▶ Short problem: Reproduce the listing line for line, beginning at its first line and stopping after the line that contains "- y-tick-label-40: 40: [227, 1111, 275, 1159]".

____

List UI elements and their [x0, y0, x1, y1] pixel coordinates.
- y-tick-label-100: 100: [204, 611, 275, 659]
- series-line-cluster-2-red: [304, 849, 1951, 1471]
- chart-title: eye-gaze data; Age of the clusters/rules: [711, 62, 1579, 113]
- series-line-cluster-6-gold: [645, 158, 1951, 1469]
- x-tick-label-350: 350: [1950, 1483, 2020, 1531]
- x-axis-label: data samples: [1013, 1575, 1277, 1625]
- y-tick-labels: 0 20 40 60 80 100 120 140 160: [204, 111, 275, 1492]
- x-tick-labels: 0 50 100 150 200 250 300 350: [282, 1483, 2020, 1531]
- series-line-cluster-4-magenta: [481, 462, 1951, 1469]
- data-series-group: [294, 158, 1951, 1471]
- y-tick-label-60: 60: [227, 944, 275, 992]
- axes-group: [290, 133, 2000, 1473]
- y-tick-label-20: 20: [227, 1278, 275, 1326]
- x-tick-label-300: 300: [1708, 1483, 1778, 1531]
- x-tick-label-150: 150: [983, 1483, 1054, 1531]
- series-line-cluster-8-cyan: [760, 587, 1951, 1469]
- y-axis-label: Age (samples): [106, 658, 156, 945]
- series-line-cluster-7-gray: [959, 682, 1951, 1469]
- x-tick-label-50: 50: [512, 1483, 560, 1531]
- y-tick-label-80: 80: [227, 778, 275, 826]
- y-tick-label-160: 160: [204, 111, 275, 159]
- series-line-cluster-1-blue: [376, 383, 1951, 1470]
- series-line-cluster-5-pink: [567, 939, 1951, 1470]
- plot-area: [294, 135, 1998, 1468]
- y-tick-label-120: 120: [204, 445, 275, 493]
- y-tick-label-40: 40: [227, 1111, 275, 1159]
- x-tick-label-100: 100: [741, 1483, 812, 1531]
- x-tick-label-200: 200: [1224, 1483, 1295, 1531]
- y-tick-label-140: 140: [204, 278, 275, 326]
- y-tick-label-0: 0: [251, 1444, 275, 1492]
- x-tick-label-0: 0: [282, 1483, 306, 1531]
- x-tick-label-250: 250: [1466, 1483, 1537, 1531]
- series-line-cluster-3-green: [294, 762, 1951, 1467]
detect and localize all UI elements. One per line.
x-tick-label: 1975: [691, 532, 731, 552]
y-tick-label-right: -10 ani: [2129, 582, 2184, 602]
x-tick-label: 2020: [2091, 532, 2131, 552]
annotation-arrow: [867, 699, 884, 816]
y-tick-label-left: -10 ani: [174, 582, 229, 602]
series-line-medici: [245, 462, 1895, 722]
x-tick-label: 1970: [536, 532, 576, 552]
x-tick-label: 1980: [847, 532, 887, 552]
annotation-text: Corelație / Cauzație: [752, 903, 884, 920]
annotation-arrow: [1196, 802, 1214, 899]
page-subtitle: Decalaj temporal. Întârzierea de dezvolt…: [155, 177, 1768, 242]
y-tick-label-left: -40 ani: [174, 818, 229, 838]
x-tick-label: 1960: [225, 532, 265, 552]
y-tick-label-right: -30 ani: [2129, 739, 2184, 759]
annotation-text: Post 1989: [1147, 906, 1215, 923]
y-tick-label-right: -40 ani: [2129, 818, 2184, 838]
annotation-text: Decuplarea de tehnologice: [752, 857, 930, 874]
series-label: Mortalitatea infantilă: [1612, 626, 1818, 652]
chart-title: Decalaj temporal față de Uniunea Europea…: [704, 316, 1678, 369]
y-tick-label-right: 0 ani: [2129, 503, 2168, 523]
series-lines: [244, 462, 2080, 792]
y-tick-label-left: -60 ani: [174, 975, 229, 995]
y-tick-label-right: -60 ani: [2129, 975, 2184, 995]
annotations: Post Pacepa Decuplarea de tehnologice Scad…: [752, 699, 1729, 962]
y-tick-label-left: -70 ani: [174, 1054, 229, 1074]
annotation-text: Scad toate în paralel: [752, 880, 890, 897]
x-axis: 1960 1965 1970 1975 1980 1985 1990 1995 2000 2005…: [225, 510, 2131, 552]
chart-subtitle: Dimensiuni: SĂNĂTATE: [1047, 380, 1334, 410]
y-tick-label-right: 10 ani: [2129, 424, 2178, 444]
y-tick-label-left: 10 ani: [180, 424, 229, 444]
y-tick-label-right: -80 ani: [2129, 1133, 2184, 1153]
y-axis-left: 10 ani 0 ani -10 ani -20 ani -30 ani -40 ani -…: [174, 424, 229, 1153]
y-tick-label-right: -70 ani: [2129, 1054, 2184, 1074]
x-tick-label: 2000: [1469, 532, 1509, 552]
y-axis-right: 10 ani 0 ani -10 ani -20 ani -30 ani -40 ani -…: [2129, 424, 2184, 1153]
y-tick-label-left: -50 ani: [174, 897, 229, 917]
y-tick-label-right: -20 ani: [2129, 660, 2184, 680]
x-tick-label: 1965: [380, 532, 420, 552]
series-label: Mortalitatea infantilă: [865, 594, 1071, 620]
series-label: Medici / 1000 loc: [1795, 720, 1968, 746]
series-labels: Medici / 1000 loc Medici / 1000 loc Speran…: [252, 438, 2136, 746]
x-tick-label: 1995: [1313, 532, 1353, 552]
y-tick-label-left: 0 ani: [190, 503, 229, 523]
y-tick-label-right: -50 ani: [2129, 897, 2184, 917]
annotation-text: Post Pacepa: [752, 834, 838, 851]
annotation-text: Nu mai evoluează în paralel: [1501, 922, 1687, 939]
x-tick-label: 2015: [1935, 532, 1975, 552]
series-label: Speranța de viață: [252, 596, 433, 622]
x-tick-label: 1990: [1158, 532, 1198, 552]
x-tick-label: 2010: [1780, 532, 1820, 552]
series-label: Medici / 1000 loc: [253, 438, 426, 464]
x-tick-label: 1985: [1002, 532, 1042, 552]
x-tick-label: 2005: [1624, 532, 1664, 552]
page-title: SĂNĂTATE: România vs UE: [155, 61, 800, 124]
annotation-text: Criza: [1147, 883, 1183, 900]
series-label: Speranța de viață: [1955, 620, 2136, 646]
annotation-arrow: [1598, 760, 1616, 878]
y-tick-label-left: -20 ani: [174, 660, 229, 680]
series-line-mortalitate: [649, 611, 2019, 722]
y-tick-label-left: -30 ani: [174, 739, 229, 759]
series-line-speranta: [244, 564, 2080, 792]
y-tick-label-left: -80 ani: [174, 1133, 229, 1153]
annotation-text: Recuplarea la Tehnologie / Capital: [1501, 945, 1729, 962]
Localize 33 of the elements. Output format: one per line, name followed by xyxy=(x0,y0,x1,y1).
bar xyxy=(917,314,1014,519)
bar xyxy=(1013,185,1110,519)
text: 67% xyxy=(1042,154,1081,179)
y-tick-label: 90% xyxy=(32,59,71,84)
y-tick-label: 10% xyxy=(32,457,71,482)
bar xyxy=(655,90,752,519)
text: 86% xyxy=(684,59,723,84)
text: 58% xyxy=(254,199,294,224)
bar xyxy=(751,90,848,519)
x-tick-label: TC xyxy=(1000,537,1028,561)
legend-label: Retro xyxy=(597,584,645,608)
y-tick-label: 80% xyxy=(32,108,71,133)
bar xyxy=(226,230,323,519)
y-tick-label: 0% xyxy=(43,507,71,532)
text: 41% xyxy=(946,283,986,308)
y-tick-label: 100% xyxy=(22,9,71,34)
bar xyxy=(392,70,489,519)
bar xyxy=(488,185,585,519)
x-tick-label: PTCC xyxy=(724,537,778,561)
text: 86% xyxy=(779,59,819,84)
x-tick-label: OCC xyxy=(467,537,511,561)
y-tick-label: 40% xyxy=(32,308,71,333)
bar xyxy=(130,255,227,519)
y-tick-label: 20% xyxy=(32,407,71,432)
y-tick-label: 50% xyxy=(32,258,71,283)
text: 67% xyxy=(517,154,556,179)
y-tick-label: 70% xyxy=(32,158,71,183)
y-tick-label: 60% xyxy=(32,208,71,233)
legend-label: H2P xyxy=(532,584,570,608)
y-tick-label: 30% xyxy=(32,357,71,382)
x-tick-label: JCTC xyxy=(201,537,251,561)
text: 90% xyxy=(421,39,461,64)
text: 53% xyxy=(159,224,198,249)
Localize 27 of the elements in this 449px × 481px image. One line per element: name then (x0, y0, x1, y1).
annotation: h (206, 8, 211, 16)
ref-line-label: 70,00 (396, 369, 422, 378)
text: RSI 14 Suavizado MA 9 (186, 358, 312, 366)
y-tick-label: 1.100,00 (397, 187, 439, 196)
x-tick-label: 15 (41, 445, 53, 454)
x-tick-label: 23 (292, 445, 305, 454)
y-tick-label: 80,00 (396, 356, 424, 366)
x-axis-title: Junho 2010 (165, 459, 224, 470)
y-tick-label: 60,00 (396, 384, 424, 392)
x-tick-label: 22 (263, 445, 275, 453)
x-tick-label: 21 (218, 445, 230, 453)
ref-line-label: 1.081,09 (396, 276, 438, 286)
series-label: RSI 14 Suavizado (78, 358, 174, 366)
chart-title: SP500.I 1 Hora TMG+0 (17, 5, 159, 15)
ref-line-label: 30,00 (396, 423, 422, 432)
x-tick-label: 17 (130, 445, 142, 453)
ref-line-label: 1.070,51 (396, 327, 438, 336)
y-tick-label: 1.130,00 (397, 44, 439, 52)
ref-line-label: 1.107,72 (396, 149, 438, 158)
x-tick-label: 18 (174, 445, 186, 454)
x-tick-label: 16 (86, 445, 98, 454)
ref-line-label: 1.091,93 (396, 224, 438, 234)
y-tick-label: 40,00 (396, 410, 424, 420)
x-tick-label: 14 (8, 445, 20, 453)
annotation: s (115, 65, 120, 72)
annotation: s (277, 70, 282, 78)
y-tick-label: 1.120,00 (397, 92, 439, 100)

____

▶ Task result:
List UI elements and their [x0, y0, x1, y1] pixel coordinates.
- y-tick-label-100: 100: [204, 611, 275, 659]
- series-line-cluster-2-red: [304, 849, 1951, 1471]
- chart-title: eye-gaze data; Age of the clusters/rules: [711, 62, 1579, 113]
- series-line-cluster-6-gold: [645, 158, 1951, 1469]
- x-tick-label-350: 350: [1950, 1483, 2020, 1531]
- x-axis-label: data samples: [1013, 1575, 1277, 1625]
- y-tick-labels: 0 20 40 60 80 100 120 140 160: [204, 111, 275, 1492]
- x-tick-labels: 0 50 100 150 200 250 300 350: [282, 1483, 2020, 1531]
- series-line-cluster-4-magenta: [481, 462, 1951, 1469]
- data-series-group: [294, 158, 1951, 1471]
- y-tick-label-60: 60: [227, 944, 275, 992]
- axes-group: [290, 133, 2000, 1473]
- y-tick-label-20: 20: [227, 1278, 275, 1326]
- x-tick-label-300: 300: [1708, 1483, 1778, 1531]
- x-tick-label-150: 150: [983, 1483, 1054, 1531]
- series-line-cluster-8-cyan: [760, 587, 1951, 1469]
- y-axis-label: Age (samples): [106, 658, 156, 945]
- series-line-cluster-7-gray: [959, 682, 1951, 1469]
- x-tick-label-50: 50: [512, 1483, 560, 1531]
- y-tick-label-80: 80: [227, 778, 275, 826]
- y-tick-label-160: 160: [204, 111, 275, 159]
- series-line-cluster-1-blue: [376, 383, 1951, 1470]
- series-line-cluster-5-pink: [567, 939, 1951, 1470]
- plot-area: [294, 135, 1998, 1468]
- y-tick-label-120: 120: [204, 445, 275, 493]
- y-tick-label-40: 40: [227, 1111, 275, 1159]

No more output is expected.